EXERCISE » Give the number of lines in this listing that contain "title", with no other words.

THE RECORDS »
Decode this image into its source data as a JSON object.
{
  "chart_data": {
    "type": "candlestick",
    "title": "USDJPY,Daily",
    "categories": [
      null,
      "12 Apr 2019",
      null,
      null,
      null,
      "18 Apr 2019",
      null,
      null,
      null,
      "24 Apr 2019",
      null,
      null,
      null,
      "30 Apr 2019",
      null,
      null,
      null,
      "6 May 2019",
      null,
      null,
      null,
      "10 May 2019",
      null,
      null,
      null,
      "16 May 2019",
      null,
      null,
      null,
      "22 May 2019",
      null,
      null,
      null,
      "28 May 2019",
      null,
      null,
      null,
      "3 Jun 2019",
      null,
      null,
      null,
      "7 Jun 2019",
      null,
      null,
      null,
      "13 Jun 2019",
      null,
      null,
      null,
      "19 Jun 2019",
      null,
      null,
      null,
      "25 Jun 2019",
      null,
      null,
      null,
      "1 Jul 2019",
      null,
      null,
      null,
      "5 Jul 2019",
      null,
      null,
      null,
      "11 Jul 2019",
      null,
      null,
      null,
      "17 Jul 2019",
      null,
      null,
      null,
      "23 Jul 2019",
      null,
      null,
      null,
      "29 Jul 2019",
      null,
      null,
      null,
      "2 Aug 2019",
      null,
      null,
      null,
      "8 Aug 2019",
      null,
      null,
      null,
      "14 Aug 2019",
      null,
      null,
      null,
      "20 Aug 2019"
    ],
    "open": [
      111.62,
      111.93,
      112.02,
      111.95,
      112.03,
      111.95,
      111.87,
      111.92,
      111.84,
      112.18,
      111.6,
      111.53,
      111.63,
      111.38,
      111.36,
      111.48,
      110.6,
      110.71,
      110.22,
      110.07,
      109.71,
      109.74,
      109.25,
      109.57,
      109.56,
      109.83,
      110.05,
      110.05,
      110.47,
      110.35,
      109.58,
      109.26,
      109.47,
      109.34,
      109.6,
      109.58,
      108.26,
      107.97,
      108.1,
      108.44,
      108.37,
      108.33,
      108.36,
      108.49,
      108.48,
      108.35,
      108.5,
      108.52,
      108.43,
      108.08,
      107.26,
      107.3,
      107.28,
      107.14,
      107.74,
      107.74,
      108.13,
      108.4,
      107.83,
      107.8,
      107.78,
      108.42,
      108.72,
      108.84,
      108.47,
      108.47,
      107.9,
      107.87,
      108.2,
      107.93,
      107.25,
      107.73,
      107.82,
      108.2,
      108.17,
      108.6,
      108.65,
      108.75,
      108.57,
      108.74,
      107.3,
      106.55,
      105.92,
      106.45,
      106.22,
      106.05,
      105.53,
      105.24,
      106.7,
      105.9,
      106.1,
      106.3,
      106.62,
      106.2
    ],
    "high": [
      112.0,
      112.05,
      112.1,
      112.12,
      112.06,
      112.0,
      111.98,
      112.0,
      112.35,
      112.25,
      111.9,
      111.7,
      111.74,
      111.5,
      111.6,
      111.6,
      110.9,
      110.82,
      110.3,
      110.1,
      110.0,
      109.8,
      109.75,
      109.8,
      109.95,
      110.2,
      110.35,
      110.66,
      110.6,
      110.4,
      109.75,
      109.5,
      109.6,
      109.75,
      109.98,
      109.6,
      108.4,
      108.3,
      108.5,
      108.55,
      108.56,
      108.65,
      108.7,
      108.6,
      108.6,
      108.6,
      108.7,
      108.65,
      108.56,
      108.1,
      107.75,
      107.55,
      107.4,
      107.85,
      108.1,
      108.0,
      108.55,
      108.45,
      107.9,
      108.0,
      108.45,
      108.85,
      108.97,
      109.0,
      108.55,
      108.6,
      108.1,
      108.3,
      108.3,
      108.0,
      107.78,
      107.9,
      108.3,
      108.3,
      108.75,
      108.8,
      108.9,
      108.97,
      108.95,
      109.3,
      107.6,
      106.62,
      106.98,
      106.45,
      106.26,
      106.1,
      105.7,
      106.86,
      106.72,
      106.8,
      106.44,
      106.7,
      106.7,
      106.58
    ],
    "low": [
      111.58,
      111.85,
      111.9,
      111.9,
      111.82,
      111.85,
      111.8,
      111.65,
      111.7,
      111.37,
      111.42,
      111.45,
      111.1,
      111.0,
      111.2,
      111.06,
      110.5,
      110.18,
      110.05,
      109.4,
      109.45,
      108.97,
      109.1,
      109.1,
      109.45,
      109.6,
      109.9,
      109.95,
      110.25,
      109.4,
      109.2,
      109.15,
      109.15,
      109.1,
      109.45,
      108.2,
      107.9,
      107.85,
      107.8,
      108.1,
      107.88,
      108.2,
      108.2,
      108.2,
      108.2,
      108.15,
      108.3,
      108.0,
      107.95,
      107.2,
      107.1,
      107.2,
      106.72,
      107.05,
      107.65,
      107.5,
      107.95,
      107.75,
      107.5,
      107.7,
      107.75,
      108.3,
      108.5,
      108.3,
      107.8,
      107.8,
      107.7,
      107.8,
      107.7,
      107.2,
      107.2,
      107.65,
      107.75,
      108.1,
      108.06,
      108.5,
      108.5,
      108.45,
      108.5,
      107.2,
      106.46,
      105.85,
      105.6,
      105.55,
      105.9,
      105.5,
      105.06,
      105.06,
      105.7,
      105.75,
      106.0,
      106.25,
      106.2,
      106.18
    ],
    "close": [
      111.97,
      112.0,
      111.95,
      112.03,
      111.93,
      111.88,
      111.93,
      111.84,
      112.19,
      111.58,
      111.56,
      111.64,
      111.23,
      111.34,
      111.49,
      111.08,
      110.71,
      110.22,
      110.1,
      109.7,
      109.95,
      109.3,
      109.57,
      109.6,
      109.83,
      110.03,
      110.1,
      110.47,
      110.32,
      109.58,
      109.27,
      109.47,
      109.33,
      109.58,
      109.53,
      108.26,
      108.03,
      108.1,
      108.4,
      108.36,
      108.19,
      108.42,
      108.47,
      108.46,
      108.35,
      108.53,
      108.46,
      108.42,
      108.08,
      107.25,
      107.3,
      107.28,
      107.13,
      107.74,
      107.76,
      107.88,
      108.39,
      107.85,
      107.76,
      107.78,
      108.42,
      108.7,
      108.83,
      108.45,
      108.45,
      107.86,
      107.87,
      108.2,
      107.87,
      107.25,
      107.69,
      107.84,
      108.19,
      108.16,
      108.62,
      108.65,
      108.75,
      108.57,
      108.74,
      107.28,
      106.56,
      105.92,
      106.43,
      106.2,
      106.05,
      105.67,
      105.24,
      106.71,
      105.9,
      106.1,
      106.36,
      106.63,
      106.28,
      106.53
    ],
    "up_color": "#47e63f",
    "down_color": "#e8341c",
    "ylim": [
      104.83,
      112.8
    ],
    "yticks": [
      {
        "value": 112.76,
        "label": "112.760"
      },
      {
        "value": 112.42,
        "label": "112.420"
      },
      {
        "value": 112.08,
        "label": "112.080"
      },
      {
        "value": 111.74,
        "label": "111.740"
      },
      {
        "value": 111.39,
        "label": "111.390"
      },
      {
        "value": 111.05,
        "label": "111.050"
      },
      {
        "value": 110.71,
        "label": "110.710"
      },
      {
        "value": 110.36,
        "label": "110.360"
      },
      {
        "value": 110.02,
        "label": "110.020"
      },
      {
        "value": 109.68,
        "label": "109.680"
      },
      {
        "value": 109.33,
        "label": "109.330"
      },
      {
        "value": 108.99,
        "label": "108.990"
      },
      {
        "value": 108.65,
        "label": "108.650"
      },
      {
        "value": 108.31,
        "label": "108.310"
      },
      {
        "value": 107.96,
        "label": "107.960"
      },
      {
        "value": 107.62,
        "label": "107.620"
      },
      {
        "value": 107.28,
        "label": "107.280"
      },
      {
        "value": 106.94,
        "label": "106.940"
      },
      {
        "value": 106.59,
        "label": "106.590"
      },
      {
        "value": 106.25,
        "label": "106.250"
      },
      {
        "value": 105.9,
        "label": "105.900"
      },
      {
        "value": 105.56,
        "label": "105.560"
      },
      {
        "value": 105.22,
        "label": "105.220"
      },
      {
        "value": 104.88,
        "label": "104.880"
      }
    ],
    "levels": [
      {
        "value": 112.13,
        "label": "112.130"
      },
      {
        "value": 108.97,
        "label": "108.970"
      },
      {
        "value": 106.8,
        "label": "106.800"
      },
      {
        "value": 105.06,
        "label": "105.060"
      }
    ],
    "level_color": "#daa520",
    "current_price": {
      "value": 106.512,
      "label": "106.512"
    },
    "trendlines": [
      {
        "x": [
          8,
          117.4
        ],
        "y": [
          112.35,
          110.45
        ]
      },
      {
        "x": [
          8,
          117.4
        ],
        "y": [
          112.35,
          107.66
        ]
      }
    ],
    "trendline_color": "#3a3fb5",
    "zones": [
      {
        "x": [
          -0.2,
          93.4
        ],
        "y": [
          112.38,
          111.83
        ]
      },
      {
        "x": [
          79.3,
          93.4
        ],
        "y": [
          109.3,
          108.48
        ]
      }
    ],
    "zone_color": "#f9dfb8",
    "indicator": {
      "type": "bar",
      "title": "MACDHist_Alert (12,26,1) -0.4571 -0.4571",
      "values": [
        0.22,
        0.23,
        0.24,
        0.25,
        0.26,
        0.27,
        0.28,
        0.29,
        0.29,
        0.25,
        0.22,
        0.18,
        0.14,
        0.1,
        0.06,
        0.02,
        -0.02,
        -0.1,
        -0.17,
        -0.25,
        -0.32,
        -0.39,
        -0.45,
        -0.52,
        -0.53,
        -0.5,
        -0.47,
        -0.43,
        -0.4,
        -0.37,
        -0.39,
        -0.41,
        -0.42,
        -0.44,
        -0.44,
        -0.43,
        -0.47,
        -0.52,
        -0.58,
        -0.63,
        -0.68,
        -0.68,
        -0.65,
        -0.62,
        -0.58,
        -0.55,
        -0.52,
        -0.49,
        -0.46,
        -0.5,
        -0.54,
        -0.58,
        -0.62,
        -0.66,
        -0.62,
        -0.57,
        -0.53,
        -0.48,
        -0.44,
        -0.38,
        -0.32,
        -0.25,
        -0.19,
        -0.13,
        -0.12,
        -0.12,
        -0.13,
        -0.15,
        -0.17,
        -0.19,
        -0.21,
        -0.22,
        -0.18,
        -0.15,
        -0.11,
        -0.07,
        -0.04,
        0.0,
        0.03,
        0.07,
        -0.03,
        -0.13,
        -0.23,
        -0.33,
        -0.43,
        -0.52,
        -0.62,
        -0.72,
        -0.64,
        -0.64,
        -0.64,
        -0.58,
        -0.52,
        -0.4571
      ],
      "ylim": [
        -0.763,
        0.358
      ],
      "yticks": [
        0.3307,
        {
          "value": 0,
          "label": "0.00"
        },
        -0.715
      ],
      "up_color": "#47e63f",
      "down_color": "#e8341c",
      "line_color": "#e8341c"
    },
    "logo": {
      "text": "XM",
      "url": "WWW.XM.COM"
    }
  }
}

SOLUTION FOR THIS EXERCISE » 2